### Task goal
Reproduce all of the data below without alteration; exclude every picture.

──────── Listed records ────────

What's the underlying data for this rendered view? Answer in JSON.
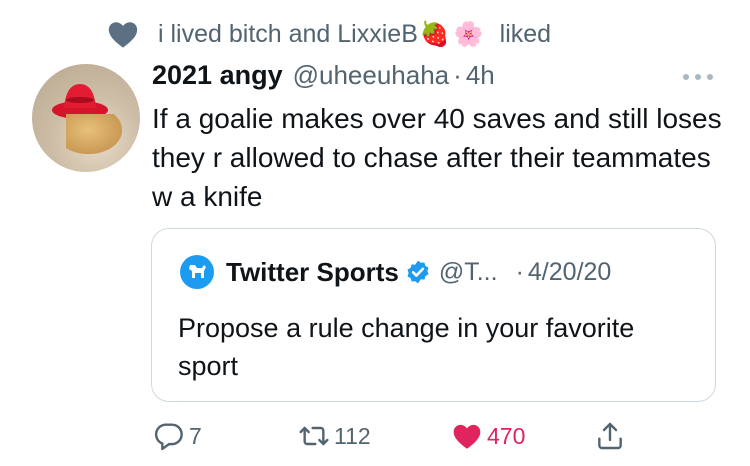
{
  "social_context": {
    "text": "i lived bitch and LixxieB",
    "emoji_1": "🍓",
    "emoji_2": "🌸",
    "suffix": "liked"
  },
  "tweet": {
    "display_name": "2021 angy",
    "handle": "@uheeuhaha",
    "separator": "·",
    "timestamp": "4h",
    "text": "If a goalie makes over 40 saves and still loses they r allowed to chase after their teammates w a knife"
  },
  "quote": {
    "display_name": "Twitter Sports",
    "handle": "@T...",
    "separator": "·",
    "date": "4/20/20",
    "text": "Propose a rule change in your favorite sport"
  },
  "actions": {
    "reply_count": "7",
    "retweet_count": "112",
    "like_count": "470"
  },
  "colors": {
    "like": "#e0245e",
    "brand_blue": "#1d9bf0",
    "secondary_text": "#536471",
    "social_heart": "#5b7083"
  },
  "icons": {
    "social_context": "heart-icon",
    "more": "more-horizontal-icon",
    "verified": "verified-badge-icon",
    "reply": "reply-icon",
    "retweet": "retweet-icon",
    "like": "heart-filled-icon",
    "share": "share-icon"
  }
}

────────

### Result for this exercise
What's the underlying data for this rendered view? Answer in JSON.
{
  "social_context": {
    "text": "i lived bitch and LixxieB",
    "emoji_1": "🍓",
    "emoji_2": "🌸",
    "suffix": "liked"
  },
  "tweet": {
    "display_name": "2021 angy",
    "handle": "@uheeuhaha",
    "separator": "·",
    "timestamp": "4h",
    "text": "If a goalie makes over 40 saves and still loses they r allowed to chase after their teammates w a knife"
  },
  "quote": {
    "display_name": "Twitter Sports",
    "handle": "@T...",
    "separator": "·",
    "date": "4/20/20",
    "text": "Propose a rule change in your favorite sport"
  },
  "actions": {
    "reply_count": "7",
    "retweet_count": "112",
    "like_count": "470"
  },
  "colors": {
    "like": "#e0245e",
    "brand_blue": "#1d9bf0",
    "secondary_text": "#536471",
    "social_heart": "#5b7083"
  },
  "icons": {
    "social_context": "heart-icon",
    "more": "more-horizontal-icon",
    "verified": "verified-badge-icon",
    "reply": "reply-icon",
    "retweet": "retweet-icon",
    "like": "heart-filled-icon",
    "share": "share-icon"
  }
}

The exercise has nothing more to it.